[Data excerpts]
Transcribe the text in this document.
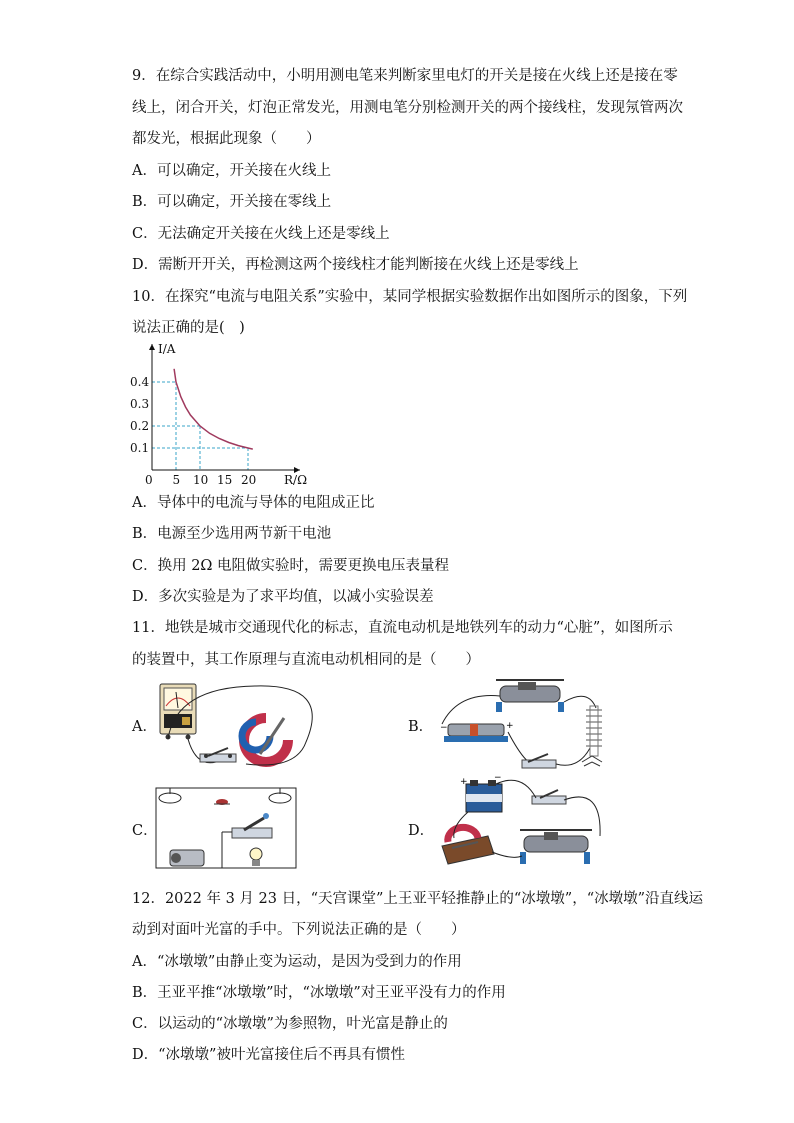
9．在综合实践活动中，小明用测电笔来判断家里电灯的开关是接在火线上还是接在零
线上，闭合开关，灯泡正常发光，用测电笔分别检测开关的两个接线柱，发现氖管两次
都发光，根据此现象（　　）
A．可以确定，开关接在火线上
B．可以确定，开关接在零线上
C．无法确定开关接在火线上还是零线上
D．需断开开关，再检测这两个接线柱才能判断接在火线上还是零线上
10．在探究“电流与电阻关系”实验中，某同学根据实验数据作出如图所示的图象，下列
说法正确的是(　)
I/A
R/Ω
0 5 10 15 20
0.4
0.3
0.2
0.1
A．导体中的电流与导体的电阻成正比
B．电源至少选用两节新干电池
C．换用 2Ω 电阻做实验时，需要更换电压表量程
D．多次实验是为了求平均值，以减小实验误差
11．地铁是城市交通现代化的标志，直流电动机是地铁列车的动力“心脏”，如图所示
的装置中，其工作原理与直流电动机相同的是（　　）
A．	B．
C．	D．
−	+
+	−
12．2022 年 3 月 23 日，“天宫课堂”上王亚平轻推静止的“冰墩墩”，“冰墩墩”沿直线运
动到对面叶光富的手中。下列说法正确的是（　　）
A．“冰墩墩”由静止变为运动，是因为受到力的作用
B．王亚平推“冰墩墩”时，“冰墩墩”对王亚平没有力的作用
C．以运动的“冰墩墩”为参照物，叶光富是静止的
D．“冰墩墩”被叶光富接住后不再具有惯性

| TASK DESCRIPTION |
Print each of the records above exactly as written, leaving no picture in the copy.

| TASK ANSWER |
Transcribe the text in this document.
9．在综合实践活动中，小明用测电笔来判断家里电灯的开关是接在火线上还是接在零
线上，闭合开关，灯泡正常发光，用测电笔分别检测开关的两个接线柱，发现氖管两次
都发光，根据此现象（　　）
A．可以确定，开关接在火线上
B．可以确定，开关接在零线上
C．无法确定开关接在火线上还是零线上
D．需断开开关，再检测这两个接线柱才能判断接在火线上还是零线上
10．在探究“电流与电阻关系”实验中，某同学根据实验数据作出如图所示的图象，下列
说法正确的是(　)
I/A
R/Ω
0 5 10 15 20
0.4
0.3
0.2
0.1
A．导体中的电流与导体的电阻成正比
B．电源至少选用两节新干电池
C．换用 2Ω 电阻做实验时，需要更换电压表量程
D．多次实验是为了求平均值，以减小实验误差
11．地铁是城市交通现代化的标志，直流电动机是地铁列车的动力“心脏”，如图所示
的装置中，其工作原理与直流电动机相同的是（　　）
A．	B．
C．	D．
−	+
+	−
12．2022 年 3 月 23 日，“天宫课堂”上王亚平轻推静止的“冰墩墩”，“冰墩墩”沿直线运
动到对面叶光富的手中。下列说法正确的是（　　）
A．“冰墩墩”由静止变为运动，是因为受到力的作用
B．王亚平推“冰墩墩”时，“冰墩墩”对王亚平没有力的作用
C．以运动的“冰墩墩”为参照物，叶光富是静止的
D．“冰墩墩”被叶光富接住后不再具有惯性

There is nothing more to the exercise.